--- start of Extracted entries ---
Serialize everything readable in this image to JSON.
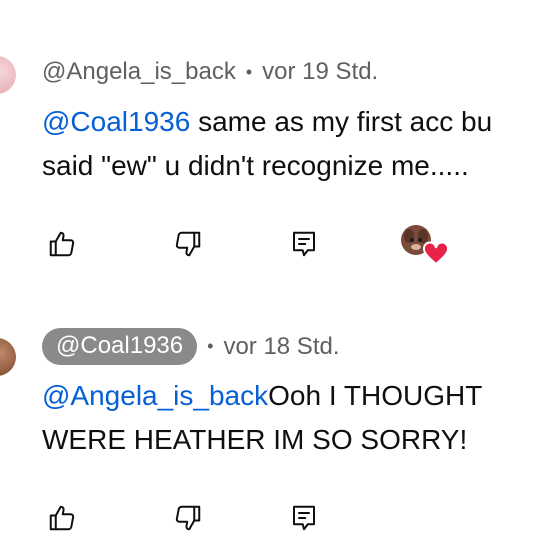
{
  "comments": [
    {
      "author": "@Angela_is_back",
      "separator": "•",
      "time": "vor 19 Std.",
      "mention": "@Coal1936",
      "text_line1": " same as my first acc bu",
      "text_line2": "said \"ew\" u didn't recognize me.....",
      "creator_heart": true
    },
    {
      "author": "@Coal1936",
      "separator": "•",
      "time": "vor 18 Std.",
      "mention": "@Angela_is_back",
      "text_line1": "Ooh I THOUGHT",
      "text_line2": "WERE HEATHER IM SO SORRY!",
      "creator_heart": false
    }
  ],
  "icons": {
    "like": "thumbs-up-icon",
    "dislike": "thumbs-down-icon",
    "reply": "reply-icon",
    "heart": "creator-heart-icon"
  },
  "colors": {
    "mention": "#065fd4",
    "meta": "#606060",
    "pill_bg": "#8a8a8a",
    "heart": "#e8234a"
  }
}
--- end of Extracted entries ---
--- start of Extracted entries ---
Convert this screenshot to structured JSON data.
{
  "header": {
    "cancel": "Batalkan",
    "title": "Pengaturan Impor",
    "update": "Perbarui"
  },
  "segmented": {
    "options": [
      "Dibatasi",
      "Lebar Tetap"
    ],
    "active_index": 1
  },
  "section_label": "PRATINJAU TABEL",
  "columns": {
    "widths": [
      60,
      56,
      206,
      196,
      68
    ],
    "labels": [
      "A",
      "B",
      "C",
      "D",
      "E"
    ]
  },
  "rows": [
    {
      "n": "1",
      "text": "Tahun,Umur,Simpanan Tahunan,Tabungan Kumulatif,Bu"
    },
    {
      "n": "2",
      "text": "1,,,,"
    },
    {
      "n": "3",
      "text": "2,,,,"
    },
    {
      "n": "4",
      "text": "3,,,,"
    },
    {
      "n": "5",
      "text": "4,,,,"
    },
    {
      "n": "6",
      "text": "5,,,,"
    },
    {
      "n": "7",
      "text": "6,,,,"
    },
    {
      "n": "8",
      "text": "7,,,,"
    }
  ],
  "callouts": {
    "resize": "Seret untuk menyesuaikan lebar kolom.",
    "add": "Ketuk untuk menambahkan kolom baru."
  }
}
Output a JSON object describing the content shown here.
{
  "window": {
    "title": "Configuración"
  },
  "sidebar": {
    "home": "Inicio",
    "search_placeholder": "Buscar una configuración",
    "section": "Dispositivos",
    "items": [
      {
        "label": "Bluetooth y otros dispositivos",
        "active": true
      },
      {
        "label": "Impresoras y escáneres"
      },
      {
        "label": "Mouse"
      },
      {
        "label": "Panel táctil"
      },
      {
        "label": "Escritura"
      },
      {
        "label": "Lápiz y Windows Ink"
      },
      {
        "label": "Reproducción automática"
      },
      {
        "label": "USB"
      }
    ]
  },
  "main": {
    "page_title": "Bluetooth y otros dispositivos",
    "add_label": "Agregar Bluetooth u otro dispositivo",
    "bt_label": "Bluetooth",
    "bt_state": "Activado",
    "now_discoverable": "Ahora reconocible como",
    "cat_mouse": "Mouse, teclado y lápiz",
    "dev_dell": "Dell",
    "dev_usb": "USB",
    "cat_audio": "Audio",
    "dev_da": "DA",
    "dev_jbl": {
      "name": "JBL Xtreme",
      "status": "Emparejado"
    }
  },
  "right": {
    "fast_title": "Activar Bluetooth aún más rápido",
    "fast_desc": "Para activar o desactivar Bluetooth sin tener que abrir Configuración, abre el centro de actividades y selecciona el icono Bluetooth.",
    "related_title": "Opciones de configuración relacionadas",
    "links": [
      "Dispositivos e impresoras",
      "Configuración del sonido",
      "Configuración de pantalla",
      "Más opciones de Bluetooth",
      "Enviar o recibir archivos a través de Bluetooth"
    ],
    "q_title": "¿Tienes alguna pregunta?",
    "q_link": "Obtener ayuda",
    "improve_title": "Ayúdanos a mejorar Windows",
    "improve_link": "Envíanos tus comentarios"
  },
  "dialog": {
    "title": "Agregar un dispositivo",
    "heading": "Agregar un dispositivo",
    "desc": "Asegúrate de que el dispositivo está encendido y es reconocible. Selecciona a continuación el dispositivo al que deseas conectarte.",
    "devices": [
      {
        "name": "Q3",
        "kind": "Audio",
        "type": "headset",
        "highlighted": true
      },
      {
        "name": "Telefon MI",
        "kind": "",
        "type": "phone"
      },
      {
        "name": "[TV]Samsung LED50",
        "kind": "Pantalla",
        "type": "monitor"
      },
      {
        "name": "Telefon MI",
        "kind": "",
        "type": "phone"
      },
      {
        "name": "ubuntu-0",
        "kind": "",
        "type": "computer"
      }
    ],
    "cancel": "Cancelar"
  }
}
--- end of Extracted entries ---
--- start of Extracted entries ---
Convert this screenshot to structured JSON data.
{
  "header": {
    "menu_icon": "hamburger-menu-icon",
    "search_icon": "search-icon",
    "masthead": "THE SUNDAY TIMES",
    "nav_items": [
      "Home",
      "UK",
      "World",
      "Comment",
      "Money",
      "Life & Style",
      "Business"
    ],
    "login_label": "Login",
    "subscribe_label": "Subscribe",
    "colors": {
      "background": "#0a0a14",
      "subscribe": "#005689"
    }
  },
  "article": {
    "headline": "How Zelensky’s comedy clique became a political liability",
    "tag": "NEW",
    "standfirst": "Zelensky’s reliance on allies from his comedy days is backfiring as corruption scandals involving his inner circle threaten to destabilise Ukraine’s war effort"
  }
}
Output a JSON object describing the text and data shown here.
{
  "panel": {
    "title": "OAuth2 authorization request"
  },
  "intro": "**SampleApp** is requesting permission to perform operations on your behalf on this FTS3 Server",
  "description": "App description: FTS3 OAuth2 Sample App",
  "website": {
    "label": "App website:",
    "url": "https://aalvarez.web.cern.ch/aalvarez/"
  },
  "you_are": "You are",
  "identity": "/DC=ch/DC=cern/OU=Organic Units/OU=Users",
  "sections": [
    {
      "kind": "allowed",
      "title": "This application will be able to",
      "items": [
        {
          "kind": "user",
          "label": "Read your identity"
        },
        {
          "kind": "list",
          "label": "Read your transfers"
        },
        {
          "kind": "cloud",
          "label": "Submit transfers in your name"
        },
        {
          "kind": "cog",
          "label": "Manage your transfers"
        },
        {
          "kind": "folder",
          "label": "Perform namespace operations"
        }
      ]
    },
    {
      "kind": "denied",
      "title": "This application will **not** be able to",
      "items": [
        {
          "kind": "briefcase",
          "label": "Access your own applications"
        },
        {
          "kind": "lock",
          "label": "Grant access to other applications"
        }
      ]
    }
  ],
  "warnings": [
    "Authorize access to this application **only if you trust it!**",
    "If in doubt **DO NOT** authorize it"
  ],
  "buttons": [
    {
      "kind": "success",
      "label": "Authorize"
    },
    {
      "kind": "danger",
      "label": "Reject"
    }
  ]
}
--- end of Extracted entries ---
-- Problem description --
Of the lines in the records, determine how many contain the word "describing", and report that number alone.

-- The answer --
2